## [Task]
Filter the records below down to lines containing "metal".

## [The data]
[start]

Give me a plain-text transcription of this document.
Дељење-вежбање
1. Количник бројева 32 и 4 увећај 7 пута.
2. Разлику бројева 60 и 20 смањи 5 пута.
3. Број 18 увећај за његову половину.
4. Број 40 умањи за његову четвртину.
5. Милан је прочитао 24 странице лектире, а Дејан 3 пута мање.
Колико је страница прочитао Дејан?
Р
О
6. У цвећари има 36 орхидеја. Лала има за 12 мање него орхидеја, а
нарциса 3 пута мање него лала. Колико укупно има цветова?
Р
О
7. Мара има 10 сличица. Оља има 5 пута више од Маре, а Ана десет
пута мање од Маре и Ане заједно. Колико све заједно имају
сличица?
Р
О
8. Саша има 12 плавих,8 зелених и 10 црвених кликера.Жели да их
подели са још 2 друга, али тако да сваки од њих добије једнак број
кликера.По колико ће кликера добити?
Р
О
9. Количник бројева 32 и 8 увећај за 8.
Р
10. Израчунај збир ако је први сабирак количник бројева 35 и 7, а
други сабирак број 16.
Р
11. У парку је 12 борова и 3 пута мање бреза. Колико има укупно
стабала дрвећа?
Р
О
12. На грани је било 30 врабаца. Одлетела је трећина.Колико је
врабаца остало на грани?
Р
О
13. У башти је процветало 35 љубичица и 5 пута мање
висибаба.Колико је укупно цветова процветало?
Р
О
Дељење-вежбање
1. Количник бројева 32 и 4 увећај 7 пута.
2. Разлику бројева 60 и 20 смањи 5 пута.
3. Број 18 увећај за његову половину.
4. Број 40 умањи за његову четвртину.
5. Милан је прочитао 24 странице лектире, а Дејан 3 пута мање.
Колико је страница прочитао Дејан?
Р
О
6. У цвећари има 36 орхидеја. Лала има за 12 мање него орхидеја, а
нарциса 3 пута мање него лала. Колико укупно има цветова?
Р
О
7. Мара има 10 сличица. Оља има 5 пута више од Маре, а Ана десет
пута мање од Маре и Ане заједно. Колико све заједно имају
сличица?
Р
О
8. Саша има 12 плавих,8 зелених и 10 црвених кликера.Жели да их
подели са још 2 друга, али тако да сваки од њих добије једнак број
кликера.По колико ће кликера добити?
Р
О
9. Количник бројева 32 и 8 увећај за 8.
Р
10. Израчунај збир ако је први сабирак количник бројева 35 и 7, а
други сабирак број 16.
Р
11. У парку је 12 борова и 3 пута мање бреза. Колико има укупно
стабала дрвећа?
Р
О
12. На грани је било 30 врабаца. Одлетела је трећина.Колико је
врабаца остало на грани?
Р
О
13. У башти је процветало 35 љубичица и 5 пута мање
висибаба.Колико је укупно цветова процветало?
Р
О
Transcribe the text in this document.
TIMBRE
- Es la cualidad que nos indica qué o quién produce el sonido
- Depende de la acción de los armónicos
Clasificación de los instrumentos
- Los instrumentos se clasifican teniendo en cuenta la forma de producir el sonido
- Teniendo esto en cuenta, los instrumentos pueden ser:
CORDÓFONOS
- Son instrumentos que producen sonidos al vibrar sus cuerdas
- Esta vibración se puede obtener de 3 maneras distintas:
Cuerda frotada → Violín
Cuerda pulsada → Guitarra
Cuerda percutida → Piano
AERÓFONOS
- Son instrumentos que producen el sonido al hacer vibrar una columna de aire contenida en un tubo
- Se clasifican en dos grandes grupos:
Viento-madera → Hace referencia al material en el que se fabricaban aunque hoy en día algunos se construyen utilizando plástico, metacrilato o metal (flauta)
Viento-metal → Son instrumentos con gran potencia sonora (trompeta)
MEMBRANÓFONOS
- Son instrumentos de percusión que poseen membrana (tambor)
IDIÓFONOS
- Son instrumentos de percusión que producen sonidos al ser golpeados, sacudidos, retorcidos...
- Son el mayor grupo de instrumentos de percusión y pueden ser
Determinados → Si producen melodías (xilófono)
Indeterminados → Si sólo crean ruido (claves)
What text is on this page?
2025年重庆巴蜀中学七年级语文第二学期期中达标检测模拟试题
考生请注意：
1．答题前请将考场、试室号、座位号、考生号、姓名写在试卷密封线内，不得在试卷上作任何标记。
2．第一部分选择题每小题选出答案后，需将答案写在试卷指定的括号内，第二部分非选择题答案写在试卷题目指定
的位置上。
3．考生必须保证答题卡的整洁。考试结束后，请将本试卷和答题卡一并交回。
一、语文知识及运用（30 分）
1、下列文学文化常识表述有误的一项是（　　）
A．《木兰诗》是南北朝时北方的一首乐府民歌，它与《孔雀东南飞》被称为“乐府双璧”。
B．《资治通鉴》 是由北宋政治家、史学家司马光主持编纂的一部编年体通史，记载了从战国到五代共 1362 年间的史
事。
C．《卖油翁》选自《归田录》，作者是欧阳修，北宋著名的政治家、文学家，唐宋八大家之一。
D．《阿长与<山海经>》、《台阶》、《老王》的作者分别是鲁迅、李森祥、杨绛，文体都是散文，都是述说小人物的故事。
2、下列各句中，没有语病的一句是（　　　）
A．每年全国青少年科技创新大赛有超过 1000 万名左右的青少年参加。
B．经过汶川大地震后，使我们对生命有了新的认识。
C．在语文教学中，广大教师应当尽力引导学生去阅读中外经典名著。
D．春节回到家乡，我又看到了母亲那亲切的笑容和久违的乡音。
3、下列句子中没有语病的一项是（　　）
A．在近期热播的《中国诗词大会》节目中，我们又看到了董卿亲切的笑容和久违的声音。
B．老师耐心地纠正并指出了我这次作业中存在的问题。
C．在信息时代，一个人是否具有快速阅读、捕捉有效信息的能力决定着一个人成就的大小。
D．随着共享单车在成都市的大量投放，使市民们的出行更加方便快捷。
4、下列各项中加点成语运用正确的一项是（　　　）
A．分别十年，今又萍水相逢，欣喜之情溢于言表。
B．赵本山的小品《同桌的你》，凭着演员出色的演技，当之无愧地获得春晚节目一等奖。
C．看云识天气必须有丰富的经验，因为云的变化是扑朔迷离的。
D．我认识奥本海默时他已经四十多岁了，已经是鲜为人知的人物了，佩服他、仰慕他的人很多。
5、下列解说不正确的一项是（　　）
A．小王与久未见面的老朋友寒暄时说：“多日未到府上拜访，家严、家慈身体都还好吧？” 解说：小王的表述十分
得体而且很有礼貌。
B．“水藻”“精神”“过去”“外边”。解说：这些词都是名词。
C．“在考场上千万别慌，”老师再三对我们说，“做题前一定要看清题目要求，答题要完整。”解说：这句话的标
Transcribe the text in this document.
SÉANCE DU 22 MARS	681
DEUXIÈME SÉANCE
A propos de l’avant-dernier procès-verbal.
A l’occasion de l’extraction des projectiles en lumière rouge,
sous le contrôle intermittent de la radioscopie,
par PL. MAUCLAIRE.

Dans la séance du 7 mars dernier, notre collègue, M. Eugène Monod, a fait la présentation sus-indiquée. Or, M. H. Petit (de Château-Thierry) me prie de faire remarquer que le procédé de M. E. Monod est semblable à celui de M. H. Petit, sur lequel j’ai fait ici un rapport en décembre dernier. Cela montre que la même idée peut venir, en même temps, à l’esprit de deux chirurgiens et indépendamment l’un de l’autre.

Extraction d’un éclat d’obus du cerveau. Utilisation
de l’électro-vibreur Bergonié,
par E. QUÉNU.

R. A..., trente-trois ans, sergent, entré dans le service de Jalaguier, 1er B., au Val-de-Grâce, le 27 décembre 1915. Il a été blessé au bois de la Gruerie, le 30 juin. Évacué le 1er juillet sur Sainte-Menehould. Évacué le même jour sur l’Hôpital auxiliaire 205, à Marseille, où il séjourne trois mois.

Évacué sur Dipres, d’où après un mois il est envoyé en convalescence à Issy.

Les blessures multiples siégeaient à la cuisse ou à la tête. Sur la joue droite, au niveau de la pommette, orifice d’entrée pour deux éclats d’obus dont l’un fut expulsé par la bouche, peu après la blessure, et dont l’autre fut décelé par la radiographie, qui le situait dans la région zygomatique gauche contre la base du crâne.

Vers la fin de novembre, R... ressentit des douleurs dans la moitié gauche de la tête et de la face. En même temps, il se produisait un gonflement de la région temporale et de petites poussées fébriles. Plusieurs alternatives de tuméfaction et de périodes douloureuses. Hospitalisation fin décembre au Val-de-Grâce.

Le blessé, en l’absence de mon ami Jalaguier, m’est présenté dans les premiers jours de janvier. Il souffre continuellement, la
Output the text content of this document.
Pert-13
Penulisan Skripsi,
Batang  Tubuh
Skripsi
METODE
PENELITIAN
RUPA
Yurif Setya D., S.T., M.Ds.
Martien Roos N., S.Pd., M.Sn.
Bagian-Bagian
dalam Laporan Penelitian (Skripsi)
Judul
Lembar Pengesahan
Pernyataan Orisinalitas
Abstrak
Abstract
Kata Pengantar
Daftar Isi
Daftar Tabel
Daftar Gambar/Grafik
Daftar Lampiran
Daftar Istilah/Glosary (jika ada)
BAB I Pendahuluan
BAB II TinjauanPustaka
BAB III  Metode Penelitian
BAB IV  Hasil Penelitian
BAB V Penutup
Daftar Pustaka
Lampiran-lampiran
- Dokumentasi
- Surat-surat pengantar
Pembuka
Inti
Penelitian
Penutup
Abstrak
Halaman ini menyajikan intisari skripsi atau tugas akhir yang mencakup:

[end]

## [Solved exercise]
Viento-madera → Hace referencia al material en el que se fabricaban aunque hoy en día algunos se construyen utilizando plástico, metacrilato o metal (flauta)
Viento-metal → Son instrumentos con gran potencia sonora (trompeta)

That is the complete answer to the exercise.